Do this:
Extract every line that includes the string "Engineer".

Provided data:
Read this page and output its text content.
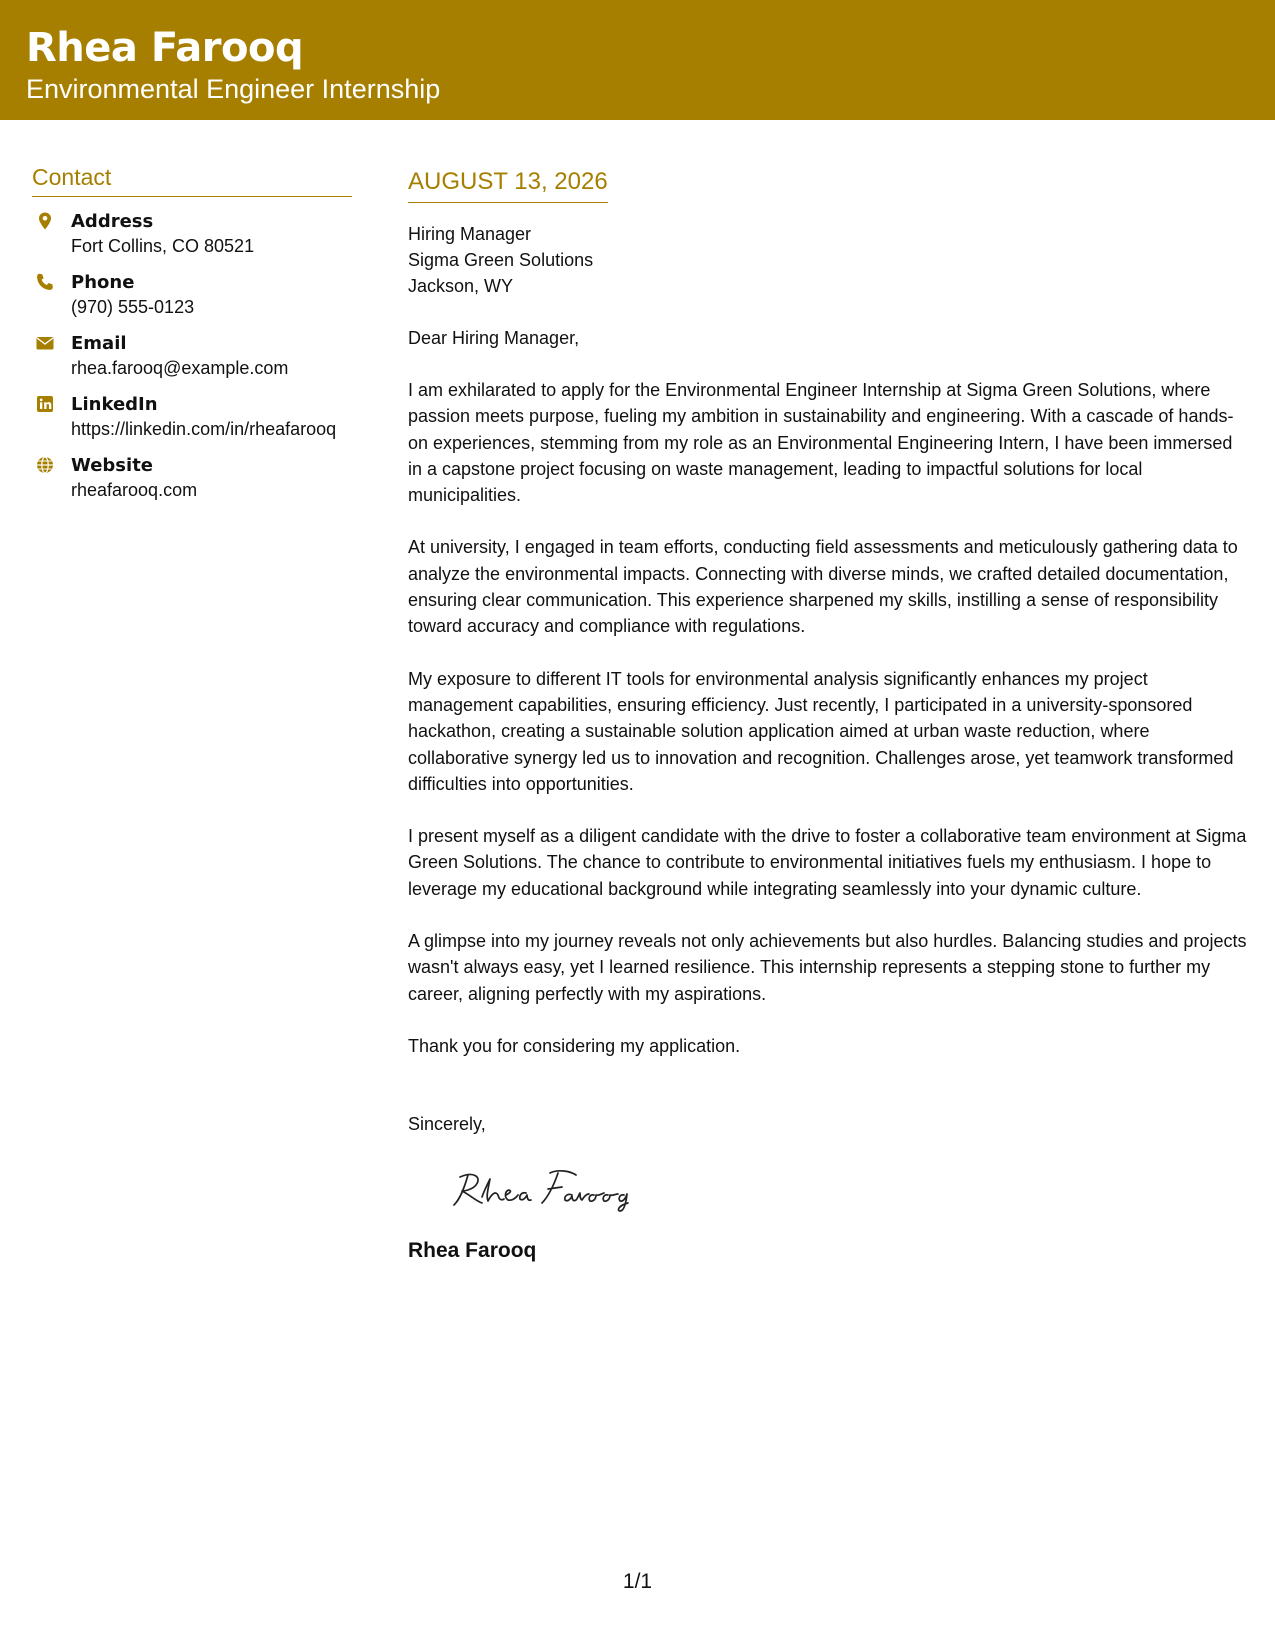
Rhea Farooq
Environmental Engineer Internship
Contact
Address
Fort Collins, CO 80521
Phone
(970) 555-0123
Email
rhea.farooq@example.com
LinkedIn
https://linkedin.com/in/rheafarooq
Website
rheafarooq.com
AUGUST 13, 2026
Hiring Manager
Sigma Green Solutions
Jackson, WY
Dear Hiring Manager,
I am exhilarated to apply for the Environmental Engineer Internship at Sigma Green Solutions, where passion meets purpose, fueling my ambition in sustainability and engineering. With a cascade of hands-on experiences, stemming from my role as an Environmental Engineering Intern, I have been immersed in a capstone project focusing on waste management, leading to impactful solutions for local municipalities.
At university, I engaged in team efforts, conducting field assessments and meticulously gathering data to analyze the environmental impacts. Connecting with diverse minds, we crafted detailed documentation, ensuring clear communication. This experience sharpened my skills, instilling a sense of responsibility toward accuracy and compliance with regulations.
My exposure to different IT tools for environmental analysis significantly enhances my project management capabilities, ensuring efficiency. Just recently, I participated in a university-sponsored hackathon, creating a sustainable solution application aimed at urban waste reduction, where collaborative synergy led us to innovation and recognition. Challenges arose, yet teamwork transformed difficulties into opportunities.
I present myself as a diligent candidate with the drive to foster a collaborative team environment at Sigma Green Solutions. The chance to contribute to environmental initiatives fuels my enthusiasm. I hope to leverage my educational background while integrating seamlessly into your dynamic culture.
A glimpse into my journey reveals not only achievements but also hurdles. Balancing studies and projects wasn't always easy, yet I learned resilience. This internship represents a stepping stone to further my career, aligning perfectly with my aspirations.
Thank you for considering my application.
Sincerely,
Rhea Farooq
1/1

Response to the exercise:
Environmental Engineer Internship
I am exhilarated to apply for the Environmental Engineer Internship at Sigma Green Solutions, where passion meets purpose, fueling my ambition in sustainability and engineering. With a cascade of hands-on experiences, stemming from my role as an Environmental Engineering Intern, I have been immersed in a capstone project focusing on waste management, leading to impactful solutions for local municipalities.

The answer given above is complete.